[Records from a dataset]
========================

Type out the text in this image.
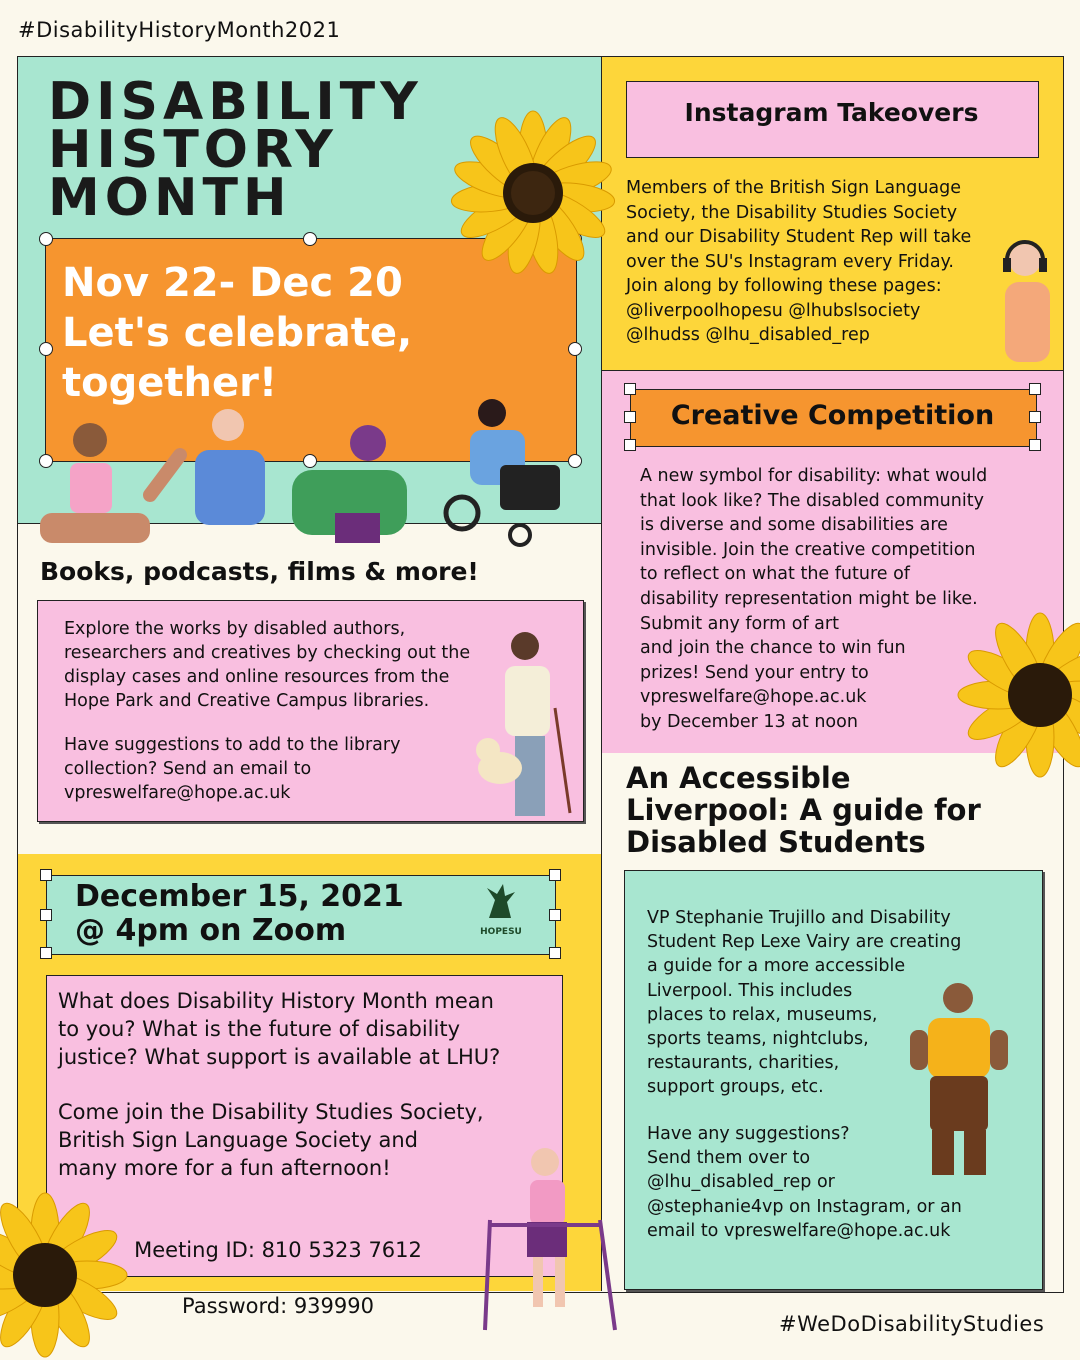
#DisabilityHistoryMonth2021
DISABILITY
HISTORY
MONTH
Nov 22- Dec 20
Let's celebrate,
together!
Books, podcasts, films & more!
Explore the works by disabled authors,
researchers and creatives by checking out the
display cases and online resources from the
Hope Park and Creative Campus libraries.
Have suggestions to add to the library
collection? Send an email to
vpreswelfare@hope.ac.uk
December 15, 2021
@ 4pm on Zoom	HOPESU
What does Disability History Month mean
to you? What is the future of disability
justice? What support is available at LHU?
Come join the Disability Studies Society,
British Sign Language Society and
many more for a fun afternoon!

Meeting ID: 810 5323 7612

Password: 939990

Instagram Takeovers
Members of the British Sign Language
Society, the Disability Studies Society
and our Disability Student Rep will take
over the SU's Instagram every Friday.
Join along by following these pages:
@liverpoolhopesu @lhubslsociety
@lhudss @lhu_disabled_rep
Creative Competition
A new symbol for disability: what would
that look like? The disabled community
is diverse and some disabilities are
invisible. Join the creative competition
to reflect on what the future of
disability representation might be like.
Submit any form of art
and join the chance to win fun
prizes! Send your entry to
vpreswelfare@hope.ac.uk
by December 13 at noon
An Accessible
Liverpool: A guide for
Disabled Students
VP Stephanie Trujillo and Disability
Student Rep Lexe Vairy are creating
a guide for a more accessible
Liverpool. This includes
places to relax, museums,
sports teams, nightclubs,
restaurants, charities,
support groups, etc.
Have any suggestions?
Send them over to
@lhu_disabled_rep or
@stephanie4vp on Instagram, or an
email to vpreswelfare@hope.ac.uk
#WeDoDisabilityStudies
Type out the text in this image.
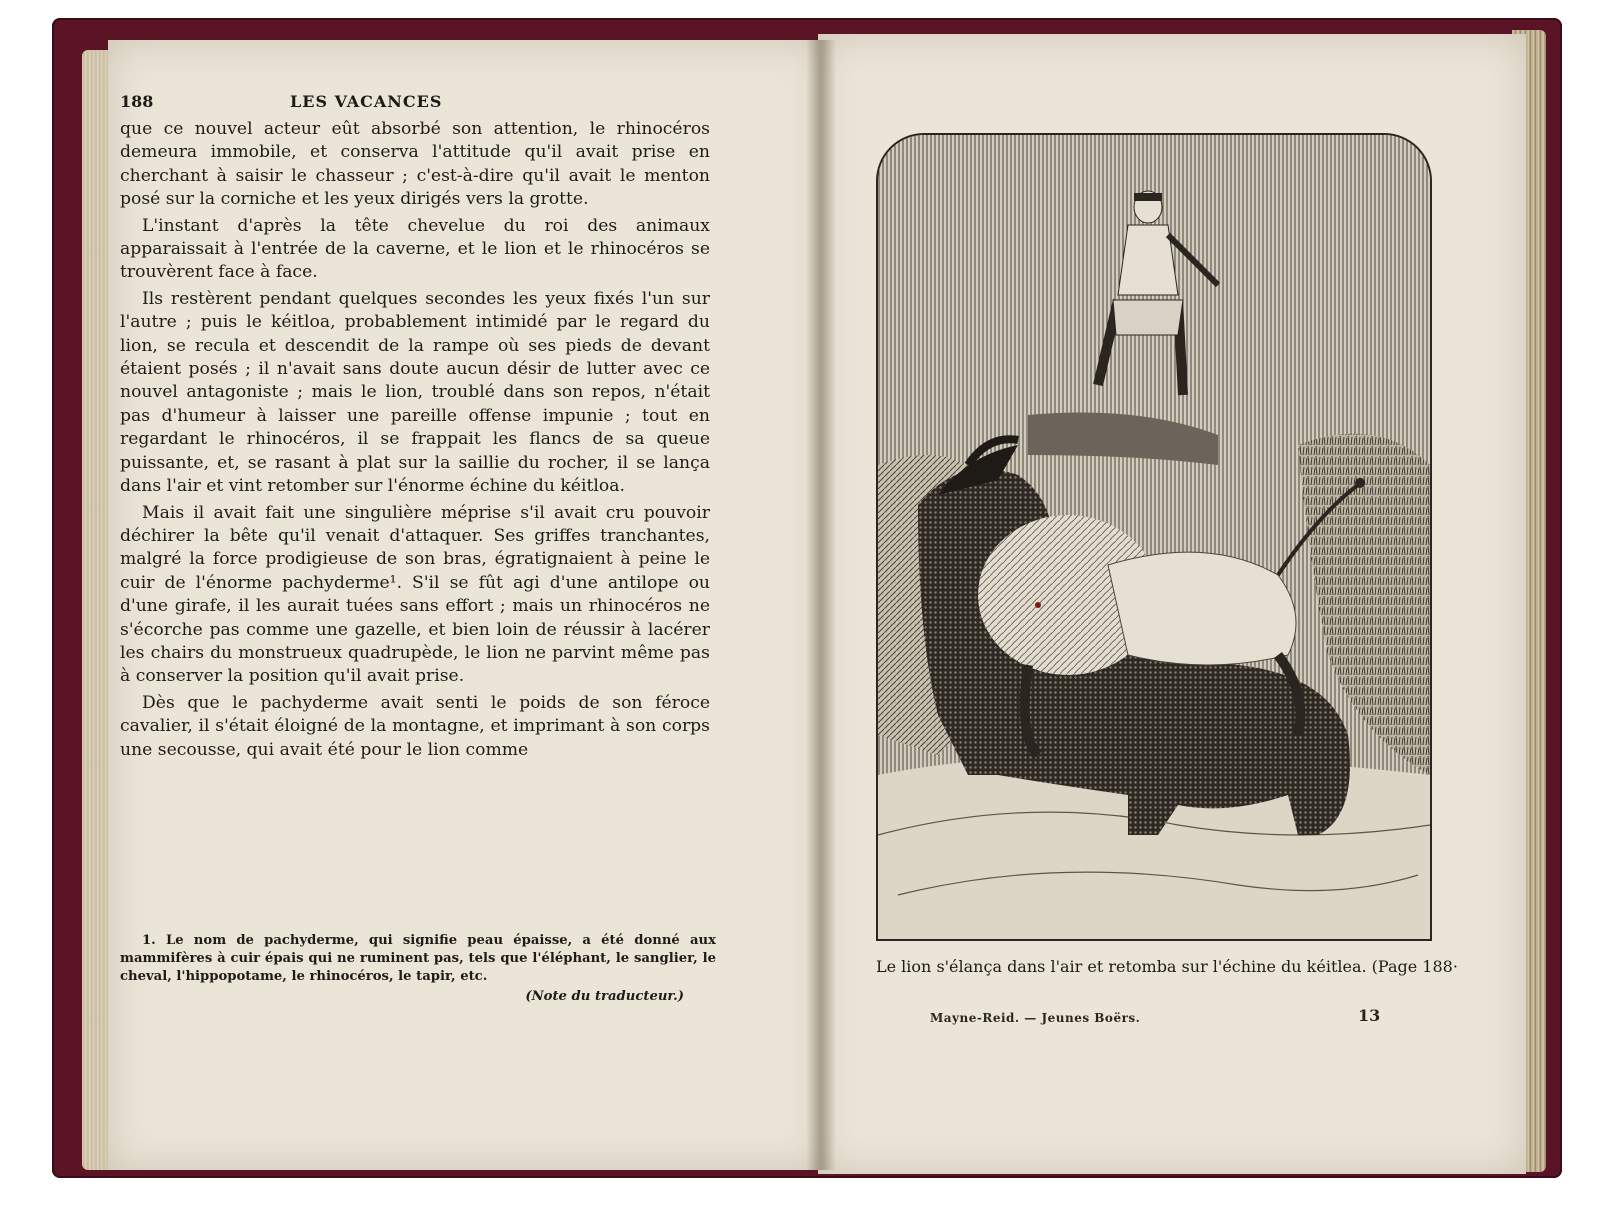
188	LES VACANCES

que ce nouvel acteur eût absorbé son attention, le rhinocéros demeura immobile, et conserva l'attitude qu'il avait prise en cherchant à saisir le chasseur ; c'est-à-dire qu'il avait le menton posé sur la corniche et les yeux dirigés vers la grotte.

L'instant d'après la tête chevelue du roi des animaux apparaissait à l'entrée de la caverne, et le lion et le rhinocéros se trouvèrent face à face.

Ils restèrent pendant quelques secondes les yeux fixés l'un sur l'autre ; puis le kéitloa, probablement intimidé par le regard du lion, se recula et descendit de la rampe où ses pieds de devant étaient posés ; il n'avait sans doute aucun désir de lutter avec ce nouvel antagoniste ; mais le lion, troublé dans son repos, n'était pas d'humeur à laisser une pareille offense impunie ; tout en regardant le rhinocéros, il se frappait les flancs de sa queue puissante, et, se rasant à plat sur la saillie du rocher, il se lança dans l'air et vint retomber sur l'énorme échine du kéitloa.

Mais il avait fait une singulière méprise s'il avait cru pouvoir déchirer la bête qu'il venait d'attaquer. Ses griffes tranchantes, malgré la force prodigieuse de son bras, égratignaient à peine le cuir de l'énorme pachyderme¹. S'il se fût agi d'une antilope ou d'une girafe, il les aurait tuées sans effort ; mais un rhinocéros ne s'écorche pas comme une gazelle, et bien loin de réussir à lacérer les chairs du monstrueux quadrupède, le lion ne parvint même pas à conserver la position qu'il avait prise.

Dès que le pachyderme avait senti le poids de son féroce cavalier, il s'était éloigné de la montagne, et imprimant à son corps une secousse, qui avait été pour le lion comme

1. Le nom de pachyderme, qui signifie peau épaisse, a été donné aux mammifères à cuir épais qui ne ruminent pas, tels que l'éléphant, le sanglier, le cheval, l'hippopotame, le rhinocéros, le tapir, etc.

(Note du traducteur.)
Le lion s'élança dans l'air et retomba sur l'échine du kéitlea. (Page 188·
Mayne-Reid. — Jeunes Boërs.	13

========================

▶ [STATED EXERCISE] Print each line of the material above exactly, with the pictures removed from your copy.

▶ [TASK ANSWER]
Type out the text in this image.
#DisabilityHistoryMonth2021
DISABILITY
HISTORY
MONTH
Nov 22- Dec 20
Let's celebrate,
together!
Books, podcasts, films & more!
Explore the works by disabled authors,
researchers and creatives by checking out the
display cases and online resources from the
Hope Park and Creative Campus libraries.
Have suggestions to add to the library
collection? Send an email to
vpreswelfare@hope.ac.uk
December 15, 2021
@ 4pm on Zoom	HOPESU
What does Disability History Month mean
to you? What is the future of disability
justice? What support is available at LHU?
Come join the Disability Studies Society,
British Sign Language Society and
many more for a fun afternoon!

Meeting ID: 810 5323 7612

Password: 939990

Instagram Takeovers
Members of the British Sign Language
Society, the Disability Studies Society
and our Disability Student Rep will take
over the SU's Instagram every Friday.
Join along by following these pages:
@liverpoolhopesu @lhubslsociety
@lhudss @lhu_disabled_rep
Creative Competition
A new symbol for disability: what would
that look like? The disabled community
is diverse and some disabilities are
invisible. Join the creative competition
to reflect on what the future of
disability representation might be like.
Submit any form of art
and join the chance to win fun
prizes! Send your entry to
vpreswelfare@hope.ac.uk
by December 13 at noon
An Accessible
Liverpool: A guide for
Disabled Students
VP Stephanie Trujillo and Disability
Student Rep Lexe Vairy are creating
a guide for a more accessible
Liverpool. This includes
places to relax, museums,
sports teams, nightclubs,
restaurants, charities,
support groups, etc.
Have any suggestions?
Send them over to
@lhu_disabled_rep or
@stephanie4vp on Instagram, or an
email to vpreswelfare@hope.ac.uk
#WeDoDisabilityStudies
Type out the text in this image.
188	LES VACANCES

que ce nouvel acteur eût absorbé son attention, le rhinocéros demeura immobile, et conserva l'attitude qu'il avait prise en cherchant à saisir le chasseur ; c'est-à-dire qu'il avait le menton posé sur la corniche et les yeux dirigés vers la grotte.

L'instant d'après la tête chevelue du roi des animaux apparaissait à l'entrée de la caverne, et le lion et le rhinocéros se trouvèrent face à face.

Ils restèrent pendant quelques secondes les yeux fixés l'un sur l'autre ; puis le kéitloa, probablement intimidé par le regard du lion, se recula et descendit de la rampe où ses pieds de devant étaient posés ; il n'avait sans doute aucun désir de lutter avec ce nouvel antagoniste ; mais le lion, troublé dans son repos, n'était pas d'humeur à laisser une pareille offense impunie ; tout en regardant le rhinocéros, il se frappait les flancs de sa queue puissante, et, se rasant à plat sur la saillie du rocher, il se lança dans l'air et vint retomber sur l'énorme échine du kéitloa.

Mais il avait fait une singulière méprise s'il avait cru pouvoir déchirer la bête qu'il venait d'attaquer. Ses griffes tranchantes, malgré la force prodigieuse de son bras, égratignaient à peine le cuir de l'énorme pachyderme¹. S'il se fût agi d'une antilope ou d'une girafe, il les aurait tuées sans effort ; mais un rhinocéros ne s'écorche pas comme une gazelle, et bien loin de réussir à lacérer les chairs du monstrueux quadrupède, le lion ne parvint même pas à conserver la position qu'il avait prise.

Dès que le pachyderme avait senti le poids de son féroce cavalier, il s'était éloigné de la montagne, et imprimant à son corps une secousse, qui avait été pour le lion comme

1. Le nom de pachyderme, qui signifie peau épaisse, a été donné aux mammifères à cuir épais qui ne ruminent pas, tels que l'éléphant, le sanglier, le cheval, l'hippopotame, le rhinocéros, le tapir, etc.

(Note du traducteur.)
Le lion s'élança dans l'air et retomba sur l'échine du kéitlea. (Page 188·
Mayne-Reid. — Jeunes Boërs.	13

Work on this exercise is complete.